• _Auszug_:
::::::

Politik & Wahlen

Kommunalwahl in Rödermark: Sechs Listen stellen sich dem Votum

Gemeindewahlausschuss gibt grünes Licht für die Kandidaturen von CDU, AfD, SPD, FDP, AL/Grünen und Freien Wählern

Der Gemeindewahlausschuss hat in seiner Sitzung am 16. Januar 2026 insgesamt sechs Wahlvorschläge (Listen) für die Kommunalwahl am 15. März dieses Jahres zugelassen. Antreten werden in Rödermark ausschließlich Parteien und Wählervereinigungen, die bereits aktuell in der Wahlperiode 2021-2026 der Stadtverordnetenversammlung angehören. Auf dem Wahlzettel sind die Listen in folgender Reihenfolge notiert: CDU, AfD, SPD, FDP, Andere Liste/Grüne, Freie Wähler.

Die Christdemokraten stellen sich mit insgesamt 46 Bewerberinnen und Bewerbern dem Wählervotum. Auf der AfD-Liste sind die Namen von 14 Personen verzeichnet. Es folgen der Wahlvorschlag der SPD mit 21 Namen, die Liste der FDP mit 17 Kandidaten, das Personaltableau von AL/Grünen mit 38 Namen sowie das 31 Bewerber umfassende Angebot der Freien Wähler.

Nach Angaben von Gemeindewahlleiter Peter Psotka war die Sichtung der eingereichten Unterlagen keine problematische Angelegenheit. „Es gab keine verspäteten Eingänge und auch keine Zurückweisung von Listen“, konnte Psotka nach der Zusammenkunft des Wahlausschusses berichten. Bei der diesjährigen Kommunalwahl werden in Rödermark rund 20.800 Menschen stimmberechtigt sein.

Parallel zur Kommunalwahl wird in der Stadt an der Rodauquelle am 15. März auch zur Ausländerbeiratswahl aufgerufen. Antreten wird lediglich eine Liste („Wir in Rödermark“) mit einer 14 Namen umfassenden Personaltabelle. Die W.I.R. hatte als einzige Gruppierung ihre Kandidatur angemeldet und erhielt dafür grünes Licht vom Gemeindewahlausschuss.

::::::

• _Daten_:
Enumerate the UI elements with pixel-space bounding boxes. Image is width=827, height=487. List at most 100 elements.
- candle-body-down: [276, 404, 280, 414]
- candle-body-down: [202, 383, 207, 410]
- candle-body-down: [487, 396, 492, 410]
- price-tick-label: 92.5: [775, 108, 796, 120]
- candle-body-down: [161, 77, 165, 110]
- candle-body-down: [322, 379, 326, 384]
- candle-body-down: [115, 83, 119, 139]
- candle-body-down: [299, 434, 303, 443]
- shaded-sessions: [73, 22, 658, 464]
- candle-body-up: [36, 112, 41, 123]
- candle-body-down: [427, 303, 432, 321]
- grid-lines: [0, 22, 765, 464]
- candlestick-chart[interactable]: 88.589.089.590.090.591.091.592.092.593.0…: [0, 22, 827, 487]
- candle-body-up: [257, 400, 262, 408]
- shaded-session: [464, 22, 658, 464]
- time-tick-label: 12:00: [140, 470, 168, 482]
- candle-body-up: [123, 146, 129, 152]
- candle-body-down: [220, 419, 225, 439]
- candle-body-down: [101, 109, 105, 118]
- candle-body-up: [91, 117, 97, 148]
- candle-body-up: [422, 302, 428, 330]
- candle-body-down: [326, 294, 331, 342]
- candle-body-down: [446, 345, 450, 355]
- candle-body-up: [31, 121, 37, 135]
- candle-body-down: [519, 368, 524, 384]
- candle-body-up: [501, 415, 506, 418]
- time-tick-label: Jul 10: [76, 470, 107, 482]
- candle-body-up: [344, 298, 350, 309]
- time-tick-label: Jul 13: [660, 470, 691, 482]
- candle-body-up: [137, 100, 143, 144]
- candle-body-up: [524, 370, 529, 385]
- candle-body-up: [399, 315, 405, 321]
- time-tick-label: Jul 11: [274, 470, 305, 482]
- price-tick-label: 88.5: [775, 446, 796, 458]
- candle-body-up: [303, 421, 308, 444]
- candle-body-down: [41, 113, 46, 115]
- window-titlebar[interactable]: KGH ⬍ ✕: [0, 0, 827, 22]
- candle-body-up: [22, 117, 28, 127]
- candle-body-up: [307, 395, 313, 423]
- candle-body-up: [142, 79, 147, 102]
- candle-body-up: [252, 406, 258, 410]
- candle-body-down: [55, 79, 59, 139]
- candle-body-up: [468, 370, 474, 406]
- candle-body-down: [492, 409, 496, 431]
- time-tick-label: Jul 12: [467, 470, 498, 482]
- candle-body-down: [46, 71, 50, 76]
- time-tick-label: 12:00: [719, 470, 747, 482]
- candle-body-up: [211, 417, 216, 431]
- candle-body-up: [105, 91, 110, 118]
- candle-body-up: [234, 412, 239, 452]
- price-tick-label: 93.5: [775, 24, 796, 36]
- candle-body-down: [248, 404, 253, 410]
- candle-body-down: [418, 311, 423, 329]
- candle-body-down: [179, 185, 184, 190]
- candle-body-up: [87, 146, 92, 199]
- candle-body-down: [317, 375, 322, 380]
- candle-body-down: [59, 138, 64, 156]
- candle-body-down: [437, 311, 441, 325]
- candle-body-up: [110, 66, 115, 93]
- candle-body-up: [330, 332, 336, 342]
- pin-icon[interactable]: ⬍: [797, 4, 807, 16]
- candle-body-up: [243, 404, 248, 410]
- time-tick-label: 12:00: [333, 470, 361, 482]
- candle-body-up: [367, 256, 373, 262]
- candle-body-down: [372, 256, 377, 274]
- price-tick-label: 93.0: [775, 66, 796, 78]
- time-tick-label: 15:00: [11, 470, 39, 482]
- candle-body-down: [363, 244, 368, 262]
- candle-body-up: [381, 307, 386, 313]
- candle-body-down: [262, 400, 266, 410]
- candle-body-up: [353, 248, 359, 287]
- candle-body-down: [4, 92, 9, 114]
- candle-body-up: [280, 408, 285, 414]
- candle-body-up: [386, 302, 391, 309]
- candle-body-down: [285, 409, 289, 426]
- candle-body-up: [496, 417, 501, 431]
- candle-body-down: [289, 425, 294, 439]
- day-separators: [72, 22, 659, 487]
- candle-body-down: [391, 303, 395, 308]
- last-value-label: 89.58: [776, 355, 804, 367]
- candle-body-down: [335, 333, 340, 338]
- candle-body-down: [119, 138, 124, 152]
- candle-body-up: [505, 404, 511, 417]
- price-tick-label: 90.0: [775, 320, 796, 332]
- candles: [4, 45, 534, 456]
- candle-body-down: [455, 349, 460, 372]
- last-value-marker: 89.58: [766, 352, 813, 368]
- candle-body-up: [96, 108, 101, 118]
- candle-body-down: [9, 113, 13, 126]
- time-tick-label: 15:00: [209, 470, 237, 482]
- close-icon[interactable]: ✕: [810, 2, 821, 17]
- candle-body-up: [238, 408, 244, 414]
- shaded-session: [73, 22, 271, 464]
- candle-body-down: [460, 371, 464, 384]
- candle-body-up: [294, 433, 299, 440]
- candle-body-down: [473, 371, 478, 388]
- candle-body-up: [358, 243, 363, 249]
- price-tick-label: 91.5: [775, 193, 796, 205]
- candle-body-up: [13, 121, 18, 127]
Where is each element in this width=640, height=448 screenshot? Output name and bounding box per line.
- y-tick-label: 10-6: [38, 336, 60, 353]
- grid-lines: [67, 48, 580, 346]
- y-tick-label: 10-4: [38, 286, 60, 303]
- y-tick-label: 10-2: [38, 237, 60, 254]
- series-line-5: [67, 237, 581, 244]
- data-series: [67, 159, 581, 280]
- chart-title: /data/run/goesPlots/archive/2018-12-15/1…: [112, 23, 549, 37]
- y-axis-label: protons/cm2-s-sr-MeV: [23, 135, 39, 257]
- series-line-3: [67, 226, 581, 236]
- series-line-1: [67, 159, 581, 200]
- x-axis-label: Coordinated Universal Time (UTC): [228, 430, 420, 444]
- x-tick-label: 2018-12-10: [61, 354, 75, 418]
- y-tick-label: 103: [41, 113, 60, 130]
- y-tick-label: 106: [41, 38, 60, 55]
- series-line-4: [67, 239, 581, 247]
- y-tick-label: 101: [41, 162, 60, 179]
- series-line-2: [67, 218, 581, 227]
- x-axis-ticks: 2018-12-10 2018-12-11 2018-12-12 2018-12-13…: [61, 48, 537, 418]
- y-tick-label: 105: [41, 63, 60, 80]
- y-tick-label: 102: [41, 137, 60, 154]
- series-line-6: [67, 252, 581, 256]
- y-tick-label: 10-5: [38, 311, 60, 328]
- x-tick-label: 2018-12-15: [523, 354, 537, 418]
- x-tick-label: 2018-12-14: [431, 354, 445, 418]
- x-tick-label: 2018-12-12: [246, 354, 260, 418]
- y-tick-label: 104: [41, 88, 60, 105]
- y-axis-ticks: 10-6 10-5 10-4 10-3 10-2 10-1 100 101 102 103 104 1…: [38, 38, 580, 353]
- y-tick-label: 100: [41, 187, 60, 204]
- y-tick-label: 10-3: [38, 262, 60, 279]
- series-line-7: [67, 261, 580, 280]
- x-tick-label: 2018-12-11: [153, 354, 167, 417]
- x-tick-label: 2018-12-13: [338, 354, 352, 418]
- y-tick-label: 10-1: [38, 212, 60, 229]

::::::

• _Aufgaben_:
1. Beantworte die folgenden Fragen zum Auszug über die Kommunalwahl in Rödermark.
(a) An welchem Tag hat der Gemeindewahlausschuss die Wahlvorschläge zugelassen?
(b) Wie viele Kandidaten stehen auf der Liste der FDP?
(c) Wie viele Menschen werden in Rödermark bei der Kommunalwahl rund stimmberechtigt sein?
2. Gib den Auszug zwischen „Politik & Wahlen“ und „Liste/Grüne, Freie Wähler.“ einschließlich wieder und ersetze dabei „Kommunalwahl“ durch „Gemeindewahl“.

• _Ergebnisse je Aufgabe_:
1.
(a) Am 16. Januar 2026.
(b) 17 Kandidaten.
(c) Rund 20.800 Menschen.

2.
Politik & Wahlen

Gemeindewahl in Rödermark: Sechs Listen stellen sich dem Votum

Gemeindewahlausschuss gibt grünes Licht für die Kandidaturen von CDU, AfD, SPD, FDP, AL/Grünen und Freien Wählern

Der Gemeindewahlausschuss hat in seiner Sitzung am 16. Januar 2026 insgesamt sechs Wahlvorschläge (Listen) für die Gemeindewahl am 15. März dieses Jahres zugelassen. Antreten werden in Rödermark ausschließlich Parteien und Wählervereinigungen, die bereits aktuell in der Wahlperiode 2021-2026 der Stadtverordnetenversammlung angehören. Auf dem Wahlzettel sind die Listen in folgender Reihenfolge notiert: CDU, AfD, SPD, FDP, Andere Liste/Grüne, Freie Wähler.